__What is being asked__
Look through the material below and give the number of lines holding "name", with no other words.

+ + + +

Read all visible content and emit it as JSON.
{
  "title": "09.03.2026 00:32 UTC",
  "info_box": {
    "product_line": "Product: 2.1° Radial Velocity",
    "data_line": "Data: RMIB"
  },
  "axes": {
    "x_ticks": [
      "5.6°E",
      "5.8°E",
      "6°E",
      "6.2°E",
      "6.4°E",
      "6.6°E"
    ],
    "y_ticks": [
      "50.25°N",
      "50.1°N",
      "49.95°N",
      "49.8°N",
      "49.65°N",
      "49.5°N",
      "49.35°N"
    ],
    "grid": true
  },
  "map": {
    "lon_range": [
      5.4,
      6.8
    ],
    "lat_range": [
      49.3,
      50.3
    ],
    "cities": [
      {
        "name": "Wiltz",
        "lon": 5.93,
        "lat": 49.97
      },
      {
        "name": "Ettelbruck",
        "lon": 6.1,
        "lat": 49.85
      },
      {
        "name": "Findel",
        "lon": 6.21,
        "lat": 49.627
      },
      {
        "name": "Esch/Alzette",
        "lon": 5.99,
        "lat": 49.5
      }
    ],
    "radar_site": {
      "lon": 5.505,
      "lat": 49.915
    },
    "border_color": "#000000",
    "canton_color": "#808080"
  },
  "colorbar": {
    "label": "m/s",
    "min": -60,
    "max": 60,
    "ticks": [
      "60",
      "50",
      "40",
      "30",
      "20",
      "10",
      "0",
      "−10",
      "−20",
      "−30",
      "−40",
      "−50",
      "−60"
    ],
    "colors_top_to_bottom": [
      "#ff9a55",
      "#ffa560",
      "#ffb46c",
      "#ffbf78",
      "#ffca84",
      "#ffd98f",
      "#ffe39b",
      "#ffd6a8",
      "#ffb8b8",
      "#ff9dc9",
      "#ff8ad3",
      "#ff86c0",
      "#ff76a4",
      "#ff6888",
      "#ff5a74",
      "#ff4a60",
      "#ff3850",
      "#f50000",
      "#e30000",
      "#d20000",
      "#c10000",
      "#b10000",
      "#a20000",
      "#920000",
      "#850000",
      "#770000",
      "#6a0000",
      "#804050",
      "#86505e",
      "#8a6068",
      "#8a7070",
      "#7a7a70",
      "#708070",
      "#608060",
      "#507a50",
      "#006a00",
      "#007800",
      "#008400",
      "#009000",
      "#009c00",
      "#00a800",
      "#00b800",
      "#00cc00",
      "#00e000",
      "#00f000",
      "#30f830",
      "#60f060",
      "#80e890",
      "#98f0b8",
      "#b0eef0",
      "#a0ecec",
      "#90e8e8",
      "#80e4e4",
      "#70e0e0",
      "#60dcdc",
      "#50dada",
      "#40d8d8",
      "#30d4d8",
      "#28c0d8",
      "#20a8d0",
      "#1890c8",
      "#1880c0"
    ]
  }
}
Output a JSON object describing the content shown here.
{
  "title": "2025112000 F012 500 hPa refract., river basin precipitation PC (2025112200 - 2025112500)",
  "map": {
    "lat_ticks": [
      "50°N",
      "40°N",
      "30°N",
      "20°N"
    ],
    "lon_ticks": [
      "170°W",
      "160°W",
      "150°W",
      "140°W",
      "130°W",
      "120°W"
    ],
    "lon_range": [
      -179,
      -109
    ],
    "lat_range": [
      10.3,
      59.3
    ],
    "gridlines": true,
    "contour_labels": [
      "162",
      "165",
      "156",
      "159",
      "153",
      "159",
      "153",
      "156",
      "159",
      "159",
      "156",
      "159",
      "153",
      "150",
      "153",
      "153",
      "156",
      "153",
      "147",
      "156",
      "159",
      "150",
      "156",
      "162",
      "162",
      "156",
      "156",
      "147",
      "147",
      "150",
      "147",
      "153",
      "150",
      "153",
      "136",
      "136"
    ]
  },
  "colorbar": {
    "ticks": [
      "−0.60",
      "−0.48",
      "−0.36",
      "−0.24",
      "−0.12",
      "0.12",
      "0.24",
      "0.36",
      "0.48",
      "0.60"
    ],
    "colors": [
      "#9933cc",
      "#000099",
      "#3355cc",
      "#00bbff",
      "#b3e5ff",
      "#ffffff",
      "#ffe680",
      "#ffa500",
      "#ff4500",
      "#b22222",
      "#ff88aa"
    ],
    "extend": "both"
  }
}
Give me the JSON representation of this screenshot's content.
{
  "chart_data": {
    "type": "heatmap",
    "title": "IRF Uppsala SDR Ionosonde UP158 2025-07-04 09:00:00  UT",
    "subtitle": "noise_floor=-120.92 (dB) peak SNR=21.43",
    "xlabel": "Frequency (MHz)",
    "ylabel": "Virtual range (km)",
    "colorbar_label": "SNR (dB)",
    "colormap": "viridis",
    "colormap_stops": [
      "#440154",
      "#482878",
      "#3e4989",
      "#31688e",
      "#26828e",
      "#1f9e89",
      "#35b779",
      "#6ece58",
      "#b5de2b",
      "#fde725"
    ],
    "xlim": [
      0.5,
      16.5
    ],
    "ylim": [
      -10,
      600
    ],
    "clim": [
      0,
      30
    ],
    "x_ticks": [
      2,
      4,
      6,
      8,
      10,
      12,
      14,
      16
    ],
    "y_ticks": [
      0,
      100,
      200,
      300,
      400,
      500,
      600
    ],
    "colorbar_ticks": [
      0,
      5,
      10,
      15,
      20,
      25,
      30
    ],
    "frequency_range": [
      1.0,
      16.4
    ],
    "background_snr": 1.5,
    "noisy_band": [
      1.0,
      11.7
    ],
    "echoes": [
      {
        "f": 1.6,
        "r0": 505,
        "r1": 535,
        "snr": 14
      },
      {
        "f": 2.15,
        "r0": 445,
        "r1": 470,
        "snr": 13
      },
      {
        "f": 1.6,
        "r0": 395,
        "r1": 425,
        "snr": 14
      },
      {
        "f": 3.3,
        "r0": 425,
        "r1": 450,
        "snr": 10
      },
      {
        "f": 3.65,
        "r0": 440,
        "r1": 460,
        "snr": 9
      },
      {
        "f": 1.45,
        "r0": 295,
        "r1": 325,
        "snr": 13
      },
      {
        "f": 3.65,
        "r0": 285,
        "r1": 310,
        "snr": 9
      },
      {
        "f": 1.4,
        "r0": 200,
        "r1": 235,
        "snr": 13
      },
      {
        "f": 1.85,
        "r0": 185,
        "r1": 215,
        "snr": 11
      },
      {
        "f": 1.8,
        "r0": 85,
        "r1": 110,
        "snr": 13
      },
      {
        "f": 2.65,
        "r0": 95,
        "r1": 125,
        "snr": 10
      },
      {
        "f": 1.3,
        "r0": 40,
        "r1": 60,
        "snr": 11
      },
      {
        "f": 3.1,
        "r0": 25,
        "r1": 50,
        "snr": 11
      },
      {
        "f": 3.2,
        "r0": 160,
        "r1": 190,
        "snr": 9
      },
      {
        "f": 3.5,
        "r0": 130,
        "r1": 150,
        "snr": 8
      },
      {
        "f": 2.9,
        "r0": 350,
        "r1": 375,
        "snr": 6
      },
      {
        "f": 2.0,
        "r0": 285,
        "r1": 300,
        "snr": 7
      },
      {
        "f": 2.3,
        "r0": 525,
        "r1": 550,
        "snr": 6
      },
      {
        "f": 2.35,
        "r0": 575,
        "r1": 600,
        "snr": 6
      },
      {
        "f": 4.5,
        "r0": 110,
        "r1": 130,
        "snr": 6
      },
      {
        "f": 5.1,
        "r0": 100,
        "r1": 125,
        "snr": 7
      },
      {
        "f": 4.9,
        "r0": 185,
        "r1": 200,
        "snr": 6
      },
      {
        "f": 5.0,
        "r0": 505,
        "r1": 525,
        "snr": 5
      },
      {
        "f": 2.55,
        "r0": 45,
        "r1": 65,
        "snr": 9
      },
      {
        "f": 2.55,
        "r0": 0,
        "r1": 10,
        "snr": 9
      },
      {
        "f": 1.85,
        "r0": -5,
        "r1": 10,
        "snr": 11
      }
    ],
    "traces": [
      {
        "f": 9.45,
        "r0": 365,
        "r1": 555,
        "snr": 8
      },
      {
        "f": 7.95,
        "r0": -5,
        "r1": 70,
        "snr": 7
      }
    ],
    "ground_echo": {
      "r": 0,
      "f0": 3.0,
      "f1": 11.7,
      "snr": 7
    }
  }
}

+ + + +

__Response__
4